**WRITTEN REQUEST:**
Exactly as they appear, output all of the records. Skip any images.

**MATERIAL FOR THIS TASK:**
— START —

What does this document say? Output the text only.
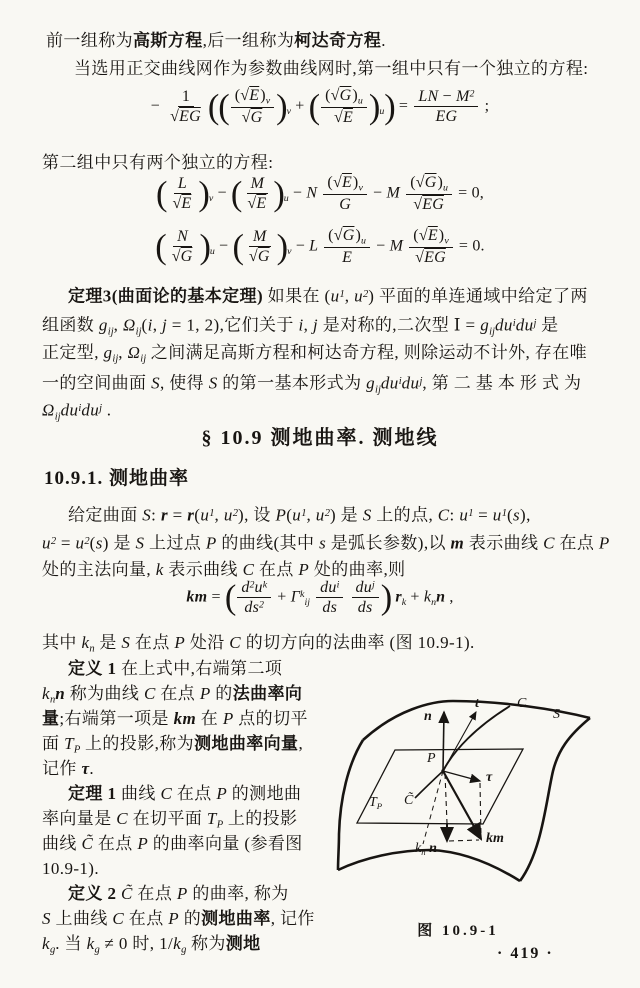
前一组称为高斯方程,后一组称为柯达奇方程.
当选用正交曲线网作为参数曲线网时,第一组中只有一个独立的方程:
− $\frac{1}{√EG}$ (( $\frac{(√E)_v}{√G} )_v$ + ( $\frac{(√G)_u}{√E} )_u) = \frac{LN - M^2}{EG}$ ;
第二组中只有两个独立的方程:
( $\frac{L}{√E} )_v$ − ( $\frac{M}{√E} )_u - N \frac{(√E)_v}{G} - M \frac{(√G)_u}{√EG} = 0$,
( $\frac{N}{√G} )_u$ − ( $\frac{M}{√G} )_v - L \frac{(√G)_u}{E} - M \frac{(√E)_v}{√EG} = 0$.
定理3(曲面论的基本定理) 如果在 ($u^1$, $u^2$) 平面的单连通域中给定了两
组函数 $g_{ij}$, $\Omega_{ij}(i$, j = 1, 2),它们关于 i, j 是对称的,二次型 Ⅰ = $g_{ij}du^idu^j$ 是
正定型, $g_{ij}$, $\Omega_{ij}$ 之间满足高斯方程和柯达奇方程, 则除运动不计外, 存在唯
一的空间曲面 S, 使得 S 的第一基本形式为 $g_{ij}du^idu^j$, 第 二 基 本 形 式 为
$\Omega_{ij}du^idu^j$ .
§ 10.9 测地曲率. 测地线
10.9.1. 测地曲率
给定曲面 S: $r = r(u^1$, $u^2$), 设 $P(u^1$, $u^2$) 是 S 上的点, C: $u^1 = u^1(s)$,
$u^2 = u^2(s)$ 是 S 上过点 P 的曲线(其中 s 是弧长参数),以 m 表示曲线 C 在点 P
处的主法向量, k 表示曲线 C 在点 P 处的曲率,则
km = ( $\frac{d^2u^k}{ds^2} + \Gamma^k_{ij} \frac{du^i}{ds}$
$\frac{du^j}{ds}$ ) $r_k + k_nn$ ,
其中 $k_n$ 是 S 在点 P 处沿 C 的切方向的法曲率 (图 10.9-1).
定义 1 在上式中,右端第二项
$k_nn$ 称为曲线 C 在点 P 的法曲率向
量;右端第一项是 km 在 P 点的切平
面 $T_P$ 上的投影,称为测地曲率向量,
记作 τ.
定理 1 曲线 C 在点 P 的测地曲
率向量是 C 在切平面 $T_P$ 上的投影
曲线 C̃ 在点 P 的曲率向量 (参看图
10.9-1).
定义 2 C̃ 在点 P 的曲率, 称为
S 上曲线 C 在点 P 的测地曲率, 记作
$k_g$. 当 $k_g \ne 0$ 时, $1/k_g$ 称为测地
n
t	C
S
P
τ
C̃
$T_P$
$k_n$ n
km
图 10.9-1
· 419 ·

— END —

**TASK SOLUTION:**
What does this document say? Output the text only.
前一组称为高斯方程,后一组称为柯达奇方程.
当选用正交曲线网作为参数曲线网时,第一组中只有一个独立的方程:
− $\frac{1}{√EG}$ (( $\frac{(√E)_v}{√G} )_v$ + ( $\frac{(√G)_u}{√E} )_u) = \frac{LN - M^2}{EG}$ ;
第二组中只有两个独立的方程:
( $\frac{L}{√E} )_v$ − ( $\frac{M}{√E} )_u - N \frac{(√E)_v}{G} - M \frac{(√G)_u}{√EG} = 0$,
( $\frac{N}{√G} )_u$ − ( $\frac{M}{√G} )_v - L \frac{(√G)_u}{E} - M \frac{(√E)_v}{√EG} = 0$.
定理3(曲面论的基本定理) 如果在 ($u^1$, $u^2$) 平面的单连通域中给定了两
组函数 $g_{ij}$, $\Omega_{ij}(i$, j = 1, 2),它们关于 i, j 是对称的,二次型 Ⅰ = $g_{ij}du^idu^j$ 是
正定型, $g_{ij}$, $\Omega_{ij}$ 之间满足高斯方程和柯达奇方程, 则除运动不计外, 存在唯
一的空间曲面 S, 使得 S 的第一基本形式为 $g_{ij}du^idu^j$, 第 二 基 本 形 式 为
$\Omega_{ij}du^idu^j$ .
§ 10.9 测地曲率. 测地线
10.9.1. 测地曲率
给定曲面 S: $r = r(u^1$, $u^2$), 设 $P(u^1$, $u^2$) 是 S 上的点, C: $u^1 = u^1(s)$,
$u^2 = u^2(s)$ 是 S 上过点 P 的曲线(其中 s 是弧长参数),以 m 表示曲线 C 在点 P
处的主法向量, k 表示曲线 C 在点 P 处的曲率,则
km = ( $\frac{d^2u^k}{ds^2} + \Gamma^k_{ij} \frac{du^i}{ds}$
$\frac{du^j}{ds}$ ) $r_k + k_nn$ ,
其中 $k_n$ 是 S 在点 P 处沿 C 的切方向的法曲率 (图 10.9-1).
定义 1 在上式中,右端第二项
$k_nn$ 称为曲线 C 在点 P 的法曲率向
量;右端第一项是 km 在 P 点的切平
面 $T_P$ 上的投影,称为测地曲率向量,
记作 τ.
定理 1 曲线 C 在点 P 的测地曲
率向量是 C 在切平面 $T_P$ 上的投影
曲线 C̃ 在点 P 的曲率向量 (参看图
10.9-1).
定义 2 C̃ 在点 P 的曲率, 称为
S 上曲线 C 在点 P 的测地曲率, 记作
$k_g$. 当 $k_g \ne 0$ 时, $1/k_g$ 称为测地
n
t	C
S
P
τ
C̃
$T_P$
$k_n$ n
km
图 10.9-1
· 419 ·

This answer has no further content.